[Begin]

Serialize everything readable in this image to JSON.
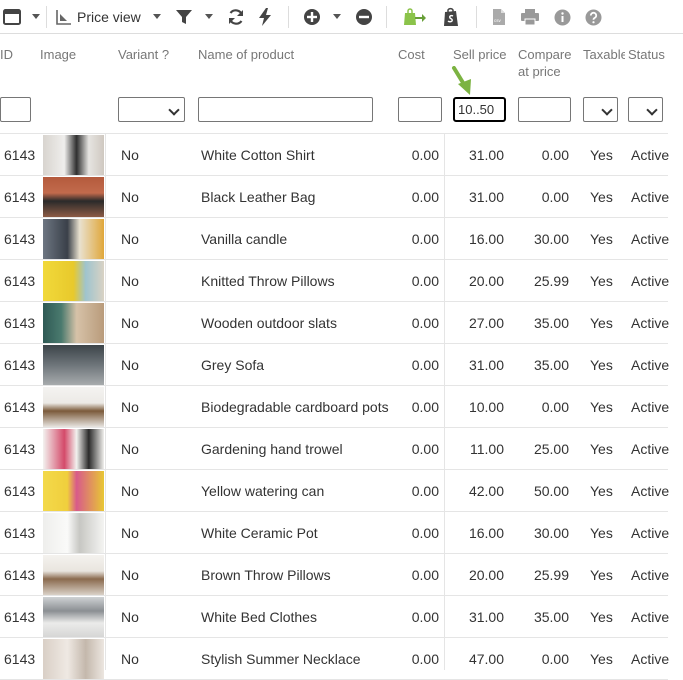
{
  "toolbar": {
    "price_view_label": "Price view",
    "icons": [
      "window-icon",
      "price-tag-icon",
      "filter-icon",
      "refresh-icon",
      "lightning-icon",
      "add-icon",
      "remove-icon",
      "shopify-export-icon",
      "shopify-icon",
      "csv-icon",
      "print-icon",
      "info-icon",
      "help-icon"
    ],
    "csv_text": "csv"
  },
  "columns": {
    "id": "ID",
    "image": "Image",
    "variant": "Variant ?",
    "name": "Name of product",
    "cost": "Cost",
    "sell": "Sell price",
    "compare": "Compare at price",
    "taxable": "Taxable",
    "status": "Status"
  },
  "filters": {
    "sell_price_value": "10..50"
  },
  "rows": [
    {
      "id": "6143",
      "variant": "No",
      "name": "White Cotton Shirt",
      "cost": "0.00",
      "sell": "31.00",
      "compare": "0.00",
      "taxable": "Yes",
      "status": "Active"
    },
    {
      "id": "6143",
      "variant": "No",
      "name": "Black Leather Bag",
      "cost": "0.00",
      "sell": "31.00",
      "compare": "0.00",
      "taxable": "Yes",
      "status": "Active"
    },
    {
      "id": "6143",
      "variant": "No",
      "name": "Vanilla candle",
      "cost": "0.00",
      "sell": "16.00",
      "compare": "30.00",
      "taxable": "Yes",
      "status": "Active"
    },
    {
      "id": "6143",
      "variant": "No",
      "name": "Knitted Throw Pillows",
      "cost": "0.00",
      "sell": "20.00",
      "compare": "25.99",
      "taxable": "Yes",
      "status": "Active"
    },
    {
      "id": "6143",
      "variant": "No",
      "name": "Wooden outdoor slats",
      "cost": "0.00",
      "sell": "27.00",
      "compare": "35.00",
      "taxable": "Yes",
      "status": "Active"
    },
    {
      "id": "6143",
      "variant": "No",
      "name": "Grey Sofa",
      "cost": "0.00",
      "sell": "31.00",
      "compare": "35.00",
      "taxable": "Yes",
      "status": "Active"
    },
    {
      "id": "6143",
      "variant": "No",
      "name": "Biodegradable cardboard pots",
      "cost": "0.00",
      "sell": "10.00",
      "compare": "0.00",
      "taxable": "Yes",
      "status": "Active"
    },
    {
      "id": "6143",
      "variant": "No",
      "name": "Gardening hand trowel",
      "cost": "0.00",
      "sell": "11.00",
      "compare": "25.00",
      "taxable": "Yes",
      "status": "Active"
    },
    {
      "id": "6143",
      "variant": "No",
      "name": "Yellow watering can",
      "cost": "0.00",
      "sell": "42.00",
      "compare": "50.00",
      "taxable": "Yes",
      "status": "Active"
    },
    {
      "id": "6143",
      "variant": "No",
      "name": "White Ceramic Pot",
      "cost": "0.00",
      "sell": "16.00",
      "compare": "30.00",
      "taxable": "Yes",
      "status": "Active"
    },
    {
      "id": "6143",
      "variant": "No",
      "name": "Brown Throw Pillows",
      "cost": "0.00",
      "sell": "20.00",
      "compare": "25.99",
      "taxable": "Yes",
      "status": "Active"
    },
    {
      "id": "6143",
      "variant": "No",
      "name": "White Bed Clothes",
      "cost": "0.00",
      "sell": "31.00",
      "compare": "35.00",
      "taxable": "Yes",
      "status": "Active"
    },
    {
      "id": "6143",
      "variant": "No",
      "name": "Stylish Summer Necklace",
      "cost": "0.00",
      "sell": "47.00",
      "compare": "0.00",
      "taxable": "Yes",
      "status": "Active"
    }
  ],
  "colors": {
    "accent_green": "#7cb342",
    "shopify_green": "#8bc34a",
    "icon_dark": "#444",
    "icon_grey": "#999"
  }
}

[End]

# TASK TO COMPLETE:
What is the number of lines in these records that contain "White"? Reply with the number only.

# OUTPUT OF THE EXERCISE:
3